## Records for processing
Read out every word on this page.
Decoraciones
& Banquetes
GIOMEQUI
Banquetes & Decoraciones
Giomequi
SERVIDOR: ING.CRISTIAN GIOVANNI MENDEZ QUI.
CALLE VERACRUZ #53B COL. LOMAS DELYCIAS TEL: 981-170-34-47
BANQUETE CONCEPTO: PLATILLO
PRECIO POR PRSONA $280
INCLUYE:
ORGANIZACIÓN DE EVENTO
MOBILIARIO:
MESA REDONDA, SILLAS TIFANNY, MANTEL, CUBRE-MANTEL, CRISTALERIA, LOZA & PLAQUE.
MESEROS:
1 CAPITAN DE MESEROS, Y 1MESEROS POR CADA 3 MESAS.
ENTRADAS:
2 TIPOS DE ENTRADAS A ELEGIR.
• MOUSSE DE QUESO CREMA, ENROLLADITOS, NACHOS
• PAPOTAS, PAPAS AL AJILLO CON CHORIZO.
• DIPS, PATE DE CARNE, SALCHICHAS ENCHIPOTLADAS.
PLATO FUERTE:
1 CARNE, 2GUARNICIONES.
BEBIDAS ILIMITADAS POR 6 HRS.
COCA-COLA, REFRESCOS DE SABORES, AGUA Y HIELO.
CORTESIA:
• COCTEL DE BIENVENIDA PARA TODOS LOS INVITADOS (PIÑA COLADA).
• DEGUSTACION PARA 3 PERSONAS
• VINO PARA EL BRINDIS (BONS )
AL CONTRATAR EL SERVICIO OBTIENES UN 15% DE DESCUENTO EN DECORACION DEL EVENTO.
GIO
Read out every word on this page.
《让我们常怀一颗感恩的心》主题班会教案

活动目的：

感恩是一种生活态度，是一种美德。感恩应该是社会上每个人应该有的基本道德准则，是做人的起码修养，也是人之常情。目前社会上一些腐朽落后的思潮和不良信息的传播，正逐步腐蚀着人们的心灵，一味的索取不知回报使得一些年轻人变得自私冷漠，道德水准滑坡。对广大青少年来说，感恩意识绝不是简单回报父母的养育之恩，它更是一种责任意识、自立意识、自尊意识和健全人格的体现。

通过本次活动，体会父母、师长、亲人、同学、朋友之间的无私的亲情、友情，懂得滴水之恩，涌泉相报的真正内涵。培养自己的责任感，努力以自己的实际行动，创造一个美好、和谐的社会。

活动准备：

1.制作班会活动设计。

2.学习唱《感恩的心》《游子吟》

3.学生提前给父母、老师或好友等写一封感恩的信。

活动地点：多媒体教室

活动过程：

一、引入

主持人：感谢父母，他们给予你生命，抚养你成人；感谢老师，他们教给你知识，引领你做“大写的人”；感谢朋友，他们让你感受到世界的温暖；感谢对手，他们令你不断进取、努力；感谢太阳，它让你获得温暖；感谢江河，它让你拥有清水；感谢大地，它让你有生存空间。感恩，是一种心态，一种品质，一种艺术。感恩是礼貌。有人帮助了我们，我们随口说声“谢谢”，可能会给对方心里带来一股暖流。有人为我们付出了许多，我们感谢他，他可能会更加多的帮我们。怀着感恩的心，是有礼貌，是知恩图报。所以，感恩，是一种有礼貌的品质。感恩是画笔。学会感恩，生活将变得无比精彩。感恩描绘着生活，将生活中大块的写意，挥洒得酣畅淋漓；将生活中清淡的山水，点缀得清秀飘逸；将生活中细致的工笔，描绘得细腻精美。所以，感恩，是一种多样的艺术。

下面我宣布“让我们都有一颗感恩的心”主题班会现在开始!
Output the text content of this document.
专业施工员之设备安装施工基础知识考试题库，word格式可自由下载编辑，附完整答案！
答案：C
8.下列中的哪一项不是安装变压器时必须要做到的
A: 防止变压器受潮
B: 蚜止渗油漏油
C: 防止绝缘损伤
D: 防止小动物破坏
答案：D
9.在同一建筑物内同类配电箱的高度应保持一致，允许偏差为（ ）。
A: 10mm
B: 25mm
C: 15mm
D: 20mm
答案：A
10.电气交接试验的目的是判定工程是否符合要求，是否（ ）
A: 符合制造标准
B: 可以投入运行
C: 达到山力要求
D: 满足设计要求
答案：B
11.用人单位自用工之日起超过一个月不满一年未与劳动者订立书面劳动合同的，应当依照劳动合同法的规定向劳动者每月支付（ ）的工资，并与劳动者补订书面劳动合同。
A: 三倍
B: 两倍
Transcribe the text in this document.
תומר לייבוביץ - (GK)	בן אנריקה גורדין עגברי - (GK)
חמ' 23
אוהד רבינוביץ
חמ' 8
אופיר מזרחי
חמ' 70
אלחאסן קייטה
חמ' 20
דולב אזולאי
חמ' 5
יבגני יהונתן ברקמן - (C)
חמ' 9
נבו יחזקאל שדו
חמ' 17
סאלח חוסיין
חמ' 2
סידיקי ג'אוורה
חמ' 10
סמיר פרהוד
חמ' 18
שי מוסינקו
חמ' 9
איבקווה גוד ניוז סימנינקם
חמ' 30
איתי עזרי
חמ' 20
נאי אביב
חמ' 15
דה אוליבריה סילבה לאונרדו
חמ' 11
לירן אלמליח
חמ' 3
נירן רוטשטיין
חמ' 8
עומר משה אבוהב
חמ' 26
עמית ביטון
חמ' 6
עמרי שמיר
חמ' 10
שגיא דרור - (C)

## Your task
Each entry above is to be quoted exactly.

## Task answer
Read out every word on this page.
Decoraciones
& Banquetes
GIOMEQUI
Banquetes & Decoraciones
Giomequi
SERVIDOR: ING.CRISTIAN GIOVANNI MENDEZ QUI.
CALLE VERACRUZ #53B COL. LOMAS DELYCIAS TEL: 981-170-34-47
BANQUETE CONCEPTO: PLATILLO
PRECIO POR PRSONA $280
INCLUYE:
ORGANIZACIÓN DE EVENTO
MOBILIARIO:
MESA REDONDA, SILLAS TIFANNY, MANTEL, CUBRE-MANTEL, CRISTALERIA, LOZA & PLAQUE.
MESEROS:
1 CAPITAN DE MESEROS, Y 1MESEROS POR CADA 3 MESAS.
ENTRADAS:
2 TIPOS DE ENTRADAS A ELEGIR.
• MOUSSE DE QUESO CREMA, ENROLLADITOS, NACHOS
• PAPOTAS, PAPAS AL AJILLO CON CHORIZO.
• DIPS, PATE DE CARNE, SALCHICHAS ENCHIPOTLADAS.
PLATO FUERTE:
1 CARNE, 2GUARNICIONES.
BEBIDAS ILIMITADAS POR 6 HRS.
COCA-COLA, REFRESCOS DE SABORES, AGUA Y HIELO.
CORTESIA:
• COCTEL DE BIENVENIDA PARA TODOS LOS INVITADOS (PIÑA COLADA).
• DEGUSTACION PARA 3 PERSONAS
• VINO PARA EL BRINDIS (BONS )
AL CONTRATAR EL SERVICIO OBTIENES UN 15% DE DESCUENTO EN DECORACION DEL EVENTO.
GIO
Read out every word on this page.
《让我们常怀一颗感恩的心》主题班会教案

活动目的：

感恩是一种生活态度，是一种美德。感恩应该是社会上每个人应该有的基本道德准则，是做人的起码修养，也是人之常情。目前社会上一些腐朽落后的思潮和不良信息的传播，正逐步腐蚀着人们的心灵，一味的索取不知回报使得一些年轻人变得自私冷漠，道德水准滑坡。对广大青少年来说，感恩意识绝不是简单回报父母的养育之恩，它更是一种责任意识、自立意识、自尊意识和健全人格的体现。

通过本次活动，体会父母、师长、亲人、同学、朋友之间的无私的亲情、友情，懂得滴水之恩，涌泉相报的真正内涵。培养自己的责任感，努力以自己的实际行动，创造一个美好、和谐的社会。

活动准备：

1.制作班会活动设计。

2.学习唱《感恩的心》《游子吟》

3.学生提前给父母、老师或好友等写一封感恩的信。

活动地点：多媒体教室

活动过程：

一、引入

主持人：感谢父母，他们给予你生命，抚养你成人；感谢老师，他们教给你知识，引领你做“大写的人”；感谢朋友，他们让你感受到世界的温暖；感谢对手，他们令你不断进取、努力；感谢太阳，它让你获得温暖；感谢江河，它让你拥有清水；感谢大地，它让你有生存空间。感恩，是一种心态，一种品质，一种艺术。感恩是礼貌。有人帮助了我们，我们随口说声“谢谢”，可能会给对方心里带来一股暖流。有人为我们付出了许多，我们感谢他，他可能会更加多的帮我们。怀着感恩的心，是有礼貌，是知恩图报。所以，感恩，是一种有礼貌的品质。感恩是画笔。学会感恩，生活将变得无比精彩。感恩描绘着生活，将生活中大块的写意，挥洒得酣畅淋漓；将生活中清淡的山水，点缀得清秀飘逸；将生活中细致的工笔，描绘得细腻精美。所以，感恩，是一种多样的艺术。

下面我宣布“让我们都有一颗感恩的心”主题班会现在开始!
Output the text content of this document.
专业施工员之设备安装施工基础知识考试题库，word格式可自由下载编辑，附完整答案！
答案：C
8.下列中的哪一项不是安装变压器时必须要做到的
A: 防止变压器受潮
B: 蚜止渗油漏油
C: 防止绝缘损伤
D: 防止小动物破坏
答案：D
9.在同一建筑物内同类配电箱的高度应保持一致，允许偏差为（ ）。
A: 10mm
B: 25mm
C: 15mm
D: 20mm
答案：A
10.电气交接试验的目的是判定工程是否符合要求，是否（ ）
A: 符合制造标准
B: 可以投入运行
C: 达到山力要求
D: 满足设计要求
答案：B
11.用人单位自用工之日起超过一个月不满一年未与劳动者订立书面劳动合同的，应当依照劳动合同法的规定向劳动者每月支付（ ）的工资，并与劳动者补订书面劳动合同。
A: 三倍
B: 两倍
Transcribe the text in this document.
תומר לייבוביץ - (GK)	בן אנריקה גורדין עגברי - (GK)
חמ' 23
אוהד רבינוביץ
חמ' 8
אופיר מזרחי
חמ' 70
אלחאסן קייטה
חמ' 20
דולב אזולאי
חמ' 5
יבגני יהונתן ברקמן - (C)
חמ' 9
נבו יחזקאל שדו
חמ' 17
סאלח חוסיין
חמ' 2
סידיקי ג'אוורה
חמ' 10
סמיר פרהוד
חמ' 18
שי מוסינקו
חמ' 9
איבקווה גוד ניוז סימנינקם
חמ' 30
איתי עזרי
חמ' 20
נאי אביב
חמ' 15
דה אוליבריה סילבה לאונרדו
חמ' 11
לירן אלמליח
חמ' 3
נירן רוטשטיין
חמ' 8
עומר משה אבוהב
חמ' 26
עמית ביטון
חמ' 6
עמרי שמיר
חמ' 10
שגיא דרור - (C)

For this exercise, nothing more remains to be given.